> [Work to do]: Write out the listing beneath this instruction in its entirety, exactly as it reads.

Figure collection entries
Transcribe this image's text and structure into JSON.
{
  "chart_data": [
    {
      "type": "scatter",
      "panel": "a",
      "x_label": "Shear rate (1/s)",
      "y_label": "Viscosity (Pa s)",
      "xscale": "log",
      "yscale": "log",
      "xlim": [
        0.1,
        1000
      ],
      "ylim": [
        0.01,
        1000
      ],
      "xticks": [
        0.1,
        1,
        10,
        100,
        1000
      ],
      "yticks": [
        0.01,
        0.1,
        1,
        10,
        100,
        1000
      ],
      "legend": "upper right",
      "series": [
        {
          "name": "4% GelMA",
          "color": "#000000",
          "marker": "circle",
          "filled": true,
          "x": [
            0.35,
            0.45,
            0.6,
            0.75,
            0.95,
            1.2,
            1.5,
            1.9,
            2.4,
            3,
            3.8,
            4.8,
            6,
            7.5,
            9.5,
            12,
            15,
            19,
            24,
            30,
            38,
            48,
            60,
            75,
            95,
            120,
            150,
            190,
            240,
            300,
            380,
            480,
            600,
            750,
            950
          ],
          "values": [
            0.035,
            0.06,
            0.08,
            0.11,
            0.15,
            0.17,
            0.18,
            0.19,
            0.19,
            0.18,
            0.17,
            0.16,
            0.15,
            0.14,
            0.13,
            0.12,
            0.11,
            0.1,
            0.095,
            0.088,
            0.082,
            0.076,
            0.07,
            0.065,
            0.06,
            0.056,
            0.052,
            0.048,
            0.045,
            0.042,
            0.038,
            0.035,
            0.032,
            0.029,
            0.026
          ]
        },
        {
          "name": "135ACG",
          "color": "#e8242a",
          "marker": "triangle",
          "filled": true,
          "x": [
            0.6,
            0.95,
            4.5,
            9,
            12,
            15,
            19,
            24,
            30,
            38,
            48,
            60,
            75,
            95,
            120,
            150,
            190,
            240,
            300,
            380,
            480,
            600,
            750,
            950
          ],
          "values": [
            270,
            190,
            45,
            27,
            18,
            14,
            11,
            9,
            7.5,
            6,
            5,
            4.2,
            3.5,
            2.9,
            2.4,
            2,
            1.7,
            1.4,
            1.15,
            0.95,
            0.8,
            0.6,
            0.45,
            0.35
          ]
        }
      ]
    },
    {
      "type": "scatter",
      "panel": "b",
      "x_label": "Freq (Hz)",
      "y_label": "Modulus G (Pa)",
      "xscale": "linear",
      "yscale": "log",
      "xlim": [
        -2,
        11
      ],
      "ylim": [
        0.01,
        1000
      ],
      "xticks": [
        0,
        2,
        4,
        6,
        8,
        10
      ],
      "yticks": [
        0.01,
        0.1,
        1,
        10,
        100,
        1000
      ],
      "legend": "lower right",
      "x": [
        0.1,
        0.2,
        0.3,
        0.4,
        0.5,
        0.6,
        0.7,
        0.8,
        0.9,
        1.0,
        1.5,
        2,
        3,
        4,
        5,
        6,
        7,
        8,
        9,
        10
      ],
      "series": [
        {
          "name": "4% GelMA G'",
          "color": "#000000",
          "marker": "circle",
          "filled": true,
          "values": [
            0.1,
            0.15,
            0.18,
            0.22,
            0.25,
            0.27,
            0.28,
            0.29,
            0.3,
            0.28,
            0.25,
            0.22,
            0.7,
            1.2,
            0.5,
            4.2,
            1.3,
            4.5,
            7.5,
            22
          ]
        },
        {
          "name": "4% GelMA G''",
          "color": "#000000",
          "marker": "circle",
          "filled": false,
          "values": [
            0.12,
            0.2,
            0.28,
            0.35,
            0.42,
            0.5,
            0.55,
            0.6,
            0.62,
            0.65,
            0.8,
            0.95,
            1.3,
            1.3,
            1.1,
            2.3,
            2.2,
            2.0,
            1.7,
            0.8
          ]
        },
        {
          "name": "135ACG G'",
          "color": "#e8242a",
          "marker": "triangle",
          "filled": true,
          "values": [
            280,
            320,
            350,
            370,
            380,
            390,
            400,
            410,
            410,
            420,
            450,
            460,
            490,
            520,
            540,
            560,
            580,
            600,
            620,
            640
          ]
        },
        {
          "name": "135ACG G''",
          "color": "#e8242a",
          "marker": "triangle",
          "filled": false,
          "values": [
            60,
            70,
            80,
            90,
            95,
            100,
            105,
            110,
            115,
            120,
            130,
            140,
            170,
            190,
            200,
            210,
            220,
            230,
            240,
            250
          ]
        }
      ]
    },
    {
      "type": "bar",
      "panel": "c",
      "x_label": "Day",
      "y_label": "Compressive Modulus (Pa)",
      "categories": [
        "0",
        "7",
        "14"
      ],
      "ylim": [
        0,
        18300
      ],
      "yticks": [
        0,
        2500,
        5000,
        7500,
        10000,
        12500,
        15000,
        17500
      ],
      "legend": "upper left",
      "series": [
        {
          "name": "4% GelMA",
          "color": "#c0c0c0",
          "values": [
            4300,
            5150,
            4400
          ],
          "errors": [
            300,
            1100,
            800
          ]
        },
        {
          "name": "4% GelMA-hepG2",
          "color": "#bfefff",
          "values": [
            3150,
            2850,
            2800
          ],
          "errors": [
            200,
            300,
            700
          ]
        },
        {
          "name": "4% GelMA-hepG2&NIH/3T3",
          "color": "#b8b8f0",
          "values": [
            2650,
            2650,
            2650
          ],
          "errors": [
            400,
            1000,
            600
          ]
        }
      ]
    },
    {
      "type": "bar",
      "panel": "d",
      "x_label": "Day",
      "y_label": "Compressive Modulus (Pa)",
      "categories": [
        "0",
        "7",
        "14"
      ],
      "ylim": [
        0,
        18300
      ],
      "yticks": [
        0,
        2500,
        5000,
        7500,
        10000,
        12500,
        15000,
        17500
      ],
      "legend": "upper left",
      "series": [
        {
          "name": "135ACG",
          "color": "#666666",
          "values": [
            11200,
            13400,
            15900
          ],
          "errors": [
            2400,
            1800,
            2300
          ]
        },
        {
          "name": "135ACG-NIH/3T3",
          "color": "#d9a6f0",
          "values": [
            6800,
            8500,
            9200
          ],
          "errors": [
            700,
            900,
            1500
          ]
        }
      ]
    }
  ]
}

> [Task answer]:
Transcribe this image's text and structure into JSON.
{
  "chart_data": [
    {
      "type": "scatter",
      "panel": "a",
      "x_label": "Shear rate (1/s)",
      "y_label": "Viscosity (Pa s)",
      "xscale": "log",
      "yscale": "log",
      "xlim": [
        0.1,
        1000
      ],
      "ylim": [
        0.01,
        1000
      ],
      "xticks": [
        0.1,
        1,
        10,
        100,
        1000
      ],
      "yticks": [
        0.01,
        0.1,
        1,
        10,
        100,
        1000
      ],
      "legend": "upper right",
      "series": [
        {
          "name": "4% GelMA",
          "color": "#000000",
          "marker": "circle",
          "filled": true,
          "x": [
            0.35,
            0.45,
            0.6,
            0.75,
            0.95,
            1.2,
            1.5,
            1.9,
            2.4,
            3,
            3.8,
            4.8,
            6,
            7.5,
            9.5,
            12,
            15,
            19,
            24,
            30,
            38,
            48,
            60,
            75,
            95,
            120,
            150,
            190,
            240,
            300,
            380,
            480,
            600,
            750,
            950
          ],
          "values": [
            0.035,
            0.06,
            0.08,
            0.11,
            0.15,
            0.17,
            0.18,
            0.19,
            0.19,
            0.18,
            0.17,
            0.16,
            0.15,
            0.14,
            0.13,
            0.12,
            0.11,
            0.1,
            0.095,
            0.088,
            0.082,
            0.076,
            0.07,
            0.065,
            0.06,
            0.056,
            0.052,
            0.048,
            0.045,
            0.042,
            0.038,
            0.035,
            0.032,
            0.029,
            0.026
          ]
        },
        {
          "name": "135ACG",
          "color": "#e8242a",
          "marker": "triangle",
          "filled": true,
          "x": [
            0.6,
            0.95,
            4.5,
            9,
            12,
            15,
            19,
            24,
            30,
            38,
            48,
            60,
            75,
            95,
            120,
            150,
            190,
            240,
            300,
            380,
            480,
            600,
            750,
            950
          ],
          "values": [
            270,
            190,
            45,
            27,
            18,
            14,
            11,
            9,
            7.5,
            6,
            5,
            4.2,
            3.5,
            2.9,
            2.4,
            2,
            1.7,
            1.4,
            1.15,
            0.95,
            0.8,
            0.6,
            0.45,
            0.35
          ]
        }
      ]
    },
    {
      "type": "scatter",
      "panel": "b",
      "x_label": "Freq (Hz)",
      "y_label": "Modulus G (Pa)",
      "xscale": "linear",
      "yscale": "log",
      "xlim": [
        -2,
        11
      ],
      "ylim": [
        0.01,
        1000
      ],
      "xticks": [
        0,
        2,
        4,
        6,
        8,
        10
      ],
      "yticks": [
        0.01,
        0.1,
        1,
        10,
        100,
        1000
      ],
      "legend": "lower right",
      "x": [
        0.1,
        0.2,
        0.3,
        0.4,
        0.5,
        0.6,
        0.7,
        0.8,
        0.9,
        1.0,
        1.5,
        2,
        3,
        4,
        5,
        6,
        7,
        8,
        9,
        10
      ],
      "series": [
        {
          "name": "4% GelMA G'",
          "color": "#000000",
          "marker": "circle",
          "filled": true,
          "values": [
            0.1,
            0.15,
            0.18,
            0.22,
            0.25,
            0.27,
            0.28,
            0.29,
            0.3,
            0.28,
            0.25,
            0.22,
            0.7,
            1.2,
            0.5,
            4.2,
            1.3,
            4.5,
            7.5,
            22
          ]
        },
        {
          "name": "4% GelMA G''",
          "color": "#000000",
          "marker": "circle",
          "filled": false,
          "values": [
            0.12,
            0.2,
            0.28,
            0.35,
            0.42,
            0.5,
            0.55,
            0.6,
            0.62,
            0.65,
            0.8,
            0.95,
            1.3,
            1.3,
            1.1,
            2.3,
            2.2,
            2.0,
            1.7,
            0.8
          ]
        },
        {
          "name": "135ACG G'",
          "color": "#e8242a",
          "marker": "triangle",
          "filled": true,
          "values": [
            280,
            320,
            350,
            370,
            380,
            390,
            400,
            410,
            410,
            420,
            450,
            460,
            490,
            520,
            540,
            560,
            580,
            600,
            620,
            640
          ]
        },
        {
          "name": "135ACG G''",
          "color": "#e8242a",
          "marker": "triangle",
          "filled": false,
          "values": [
            60,
            70,
            80,
            90,
            95,
            100,
            105,
            110,
            115,
            120,
            130,
            140,
            170,
            190,
            200,
            210,
            220,
            230,
            240,
            250
          ]
        }
      ]
    },
    {
      "type": "bar",
      "panel": "c",
      "x_label": "Day",
      "y_label": "Compressive Modulus (Pa)",
      "categories": [
        "0",
        "7",
        "14"
      ],
      "ylim": [
        0,
        18300
      ],
      "yticks": [
        0,
        2500,
        5000,
        7500,
        10000,
        12500,
        15000,
        17500
      ],
      "legend": "upper left",
      "series": [
        {
          "name": "4% GelMA",
          "color": "#c0c0c0",
          "values": [
            4300,
            5150,
            4400
          ],
          "errors": [
            300,
            1100,
            800
          ]
        },
        {
          "name": "4% GelMA-hepG2",
          "color": "#bfefff",
          "values": [
            3150,
            2850,
            2800
          ],
          "errors": [
            200,
            300,
            700
          ]
        },
        {
          "name": "4% GelMA-hepG2&NIH/3T3",
          "color": "#b8b8f0",
          "values": [
            2650,
            2650,
            2650
          ],
          "errors": [
            400,
            1000,
            600
          ]
        }
      ]
    },
    {
      "type": "bar",
      "panel": "d",
      "x_label": "Day",
      "y_label": "Compressive Modulus (Pa)",
      "categories": [
        "0",
        "7",
        "14"
      ],
      "ylim": [
        0,
        18300
      ],
      "yticks": [
        0,
        2500,
        5000,
        7500,
        10000,
        12500,
        15000,
        17500
      ],
      "legend": "upper left",
      "series": [
        {
          "name": "135ACG",
          "color": "#666666",
          "values": [
            11200,
            13400,
            15900
          ],
          "errors": [
            2400,
            1800,
            2300
          ]
        },
        {
          "name": "135ACG-NIH/3T3",
          "color": "#d9a6f0",
          "values": [
            6800,
            8500,
            9200
          ],
          "errors": [
            700,
            900,
            1500
          ]
        }
      ]
    }
  ]
}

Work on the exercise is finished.